* **The exercise**
Of the lines below, count those containing the word "glyph". Reply with the number alone.

* **Working data**
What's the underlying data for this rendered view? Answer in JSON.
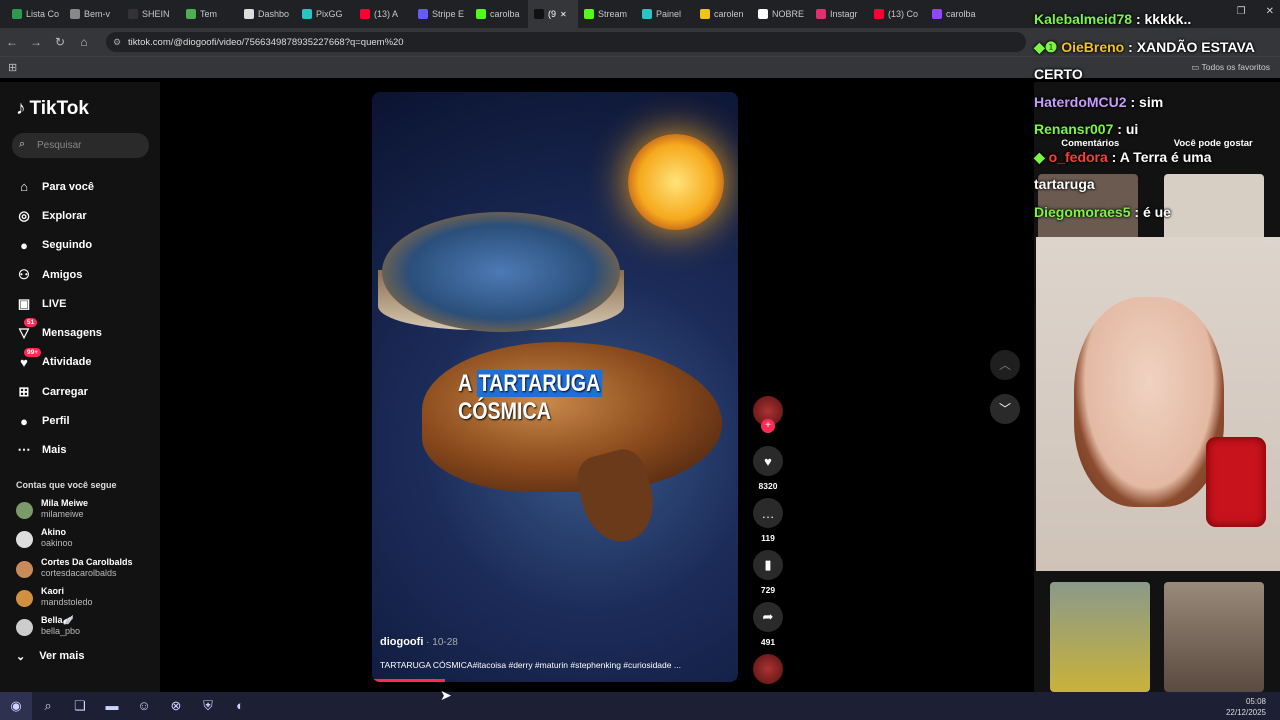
{
  "browser": {
    "tabs": [
      {
        "label": "Lista Co",
        "color": "#2e9a4f"
      },
      {
        "label": "Bem-v",
        "color": "#888"
      },
      {
        "label": "SHEIN",
        "color": "#333"
      },
      {
        "label": "Tem",
        "color": "#4caf50"
      },
      {
        "label": "Dashbo",
        "color": "#ddd"
      },
      {
        "label": "PixGG",
        "color": "#29c5c5"
      },
      {
        "label": "(13) A",
        "color": "#ff0033"
      },
      {
        "label": "Stripe E",
        "color": "#635bff"
      },
      {
        "label": "carolba",
        "color": "#53fc18"
      },
      {
        "label": "(9",
        "color": "#111",
        "active": true
      },
      {
        "label": "Stream",
        "color": "#53fc18"
      },
      {
        "label": "Painel",
        "color": "#29c5c5"
      },
      {
        "label": "carolen",
        "color": "#f0c419"
      },
      {
        "label": "NOBRE",
        "color": "#fff"
      },
      {
        "label": "Instagr",
        "color": "#e1306c"
      },
      {
        "label": "(13) Co",
        "color": "#ff0033"
      },
      {
        "label": "carolba",
        "color": "#9146ff"
      }
    ],
    "url": "tiktok.com/@diogoofi/video/7566349878935227668?q=quem%20",
    "bookmarks_all": "Todos os favoritos"
  },
  "tiktok": {
    "logo": "TikTok",
    "search_placeholder": "Pesquisar",
    "nav": [
      {
        "label": "Para você",
        "icon": "home-icon",
        "glyph": "⌂"
      },
      {
        "label": "Explorar",
        "icon": "compass-icon",
        "glyph": "◎"
      },
      {
        "label": "Seguindo",
        "icon": "following-icon",
        "glyph": "●"
      },
      {
        "label": "Amigos",
        "icon": "friends-icon",
        "glyph": "⚇"
      },
      {
        "label": "LIVE",
        "icon": "live-icon",
        "glyph": "▣"
      },
      {
        "label": "Mensagens",
        "icon": "messages-icon",
        "glyph": "▽",
        "badge": "51"
      },
      {
        "label": "Atividade",
        "icon": "activity-icon",
        "glyph": "♥",
        "badge": "99+"
      },
      {
        "label": "Carregar",
        "icon": "upload-icon",
        "glyph": "⊞"
      },
      {
        "label": "Perfil",
        "icon": "profile-icon",
        "glyph": "●"
      },
      {
        "label": "Mais",
        "icon": "more-icon",
        "glyph": "⋯"
      }
    ],
    "following_title": "Contas que você segue",
    "accounts": [
      {
        "name": "Mila Meiwe",
        "handle": "milameiwe",
        "color": "#7a9a6a"
      },
      {
        "name": "Akino",
        "handle": "oakinoo",
        "color": "#ddd"
      },
      {
        "name": "Cortes Da Carolbalds",
        "handle": "cortesdacarolbalds",
        "color": "#c98a5a"
      },
      {
        "name": "Kaori",
        "handle": "mandstoledo",
        "color": "#d09040"
      },
      {
        "name": "Bella🪽",
        "handle": "bella_pbo",
        "color": "#ccc"
      }
    ],
    "see_more": "Ver mais",
    "video": {
      "caption_pre": "A ",
      "caption_hl": "TARTARUGA",
      "caption_post": " CÓSMICA",
      "author": "diogoofi",
      "date": " · 10-28",
      "description": "TARTARUGA CÓSMICA#itacoisa #derry #maturin #stephenking #curiosidade ...",
      "progress": 0.2
    },
    "actions": {
      "likes": "8320",
      "comments": "119",
      "saves": "729",
      "shares": "491"
    },
    "panel_tabs": [
      "Comentários",
      "Você pode gostar"
    ]
  },
  "chat": [
    {
      "user": "Kalebalmeid78",
      "msg": "kkkkk..",
      "color": "#7cf542",
      "badges": ""
    },
    {
      "user": "OieBreno",
      "msg": "XANDÃO ESTAVA",
      "color": "#f0c419",
      "badges": "◆❶ "
    },
    {
      "user": "",
      "msg": "CERTO",
      "color": "#fff",
      "badges": ""
    },
    {
      "user": "HaterdoMCU2",
      "msg": "sim",
      "color": "#c79bff",
      "badges": ""
    },
    {
      "user": "Renansr007",
      "msg": "ui",
      "color": "#7cf542",
      "badges": ""
    },
    {
      "user": "o_fedora",
      "msg": "A Terra é uma",
      "color": "#ff3c3c",
      "badges": "◆ "
    },
    {
      "user": "",
      "msg": "tartaruga",
      "color": "#fff",
      "badges": ""
    },
    {
      "user": "Diegomoraes5",
      "msg": "é ue",
      "color": "#7cf542",
      "badges": ""
    }
  ],
  "taskbar": {
    "time": "05:08",
    "date": "22/12/2025"
  }
}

* **Task solution**
10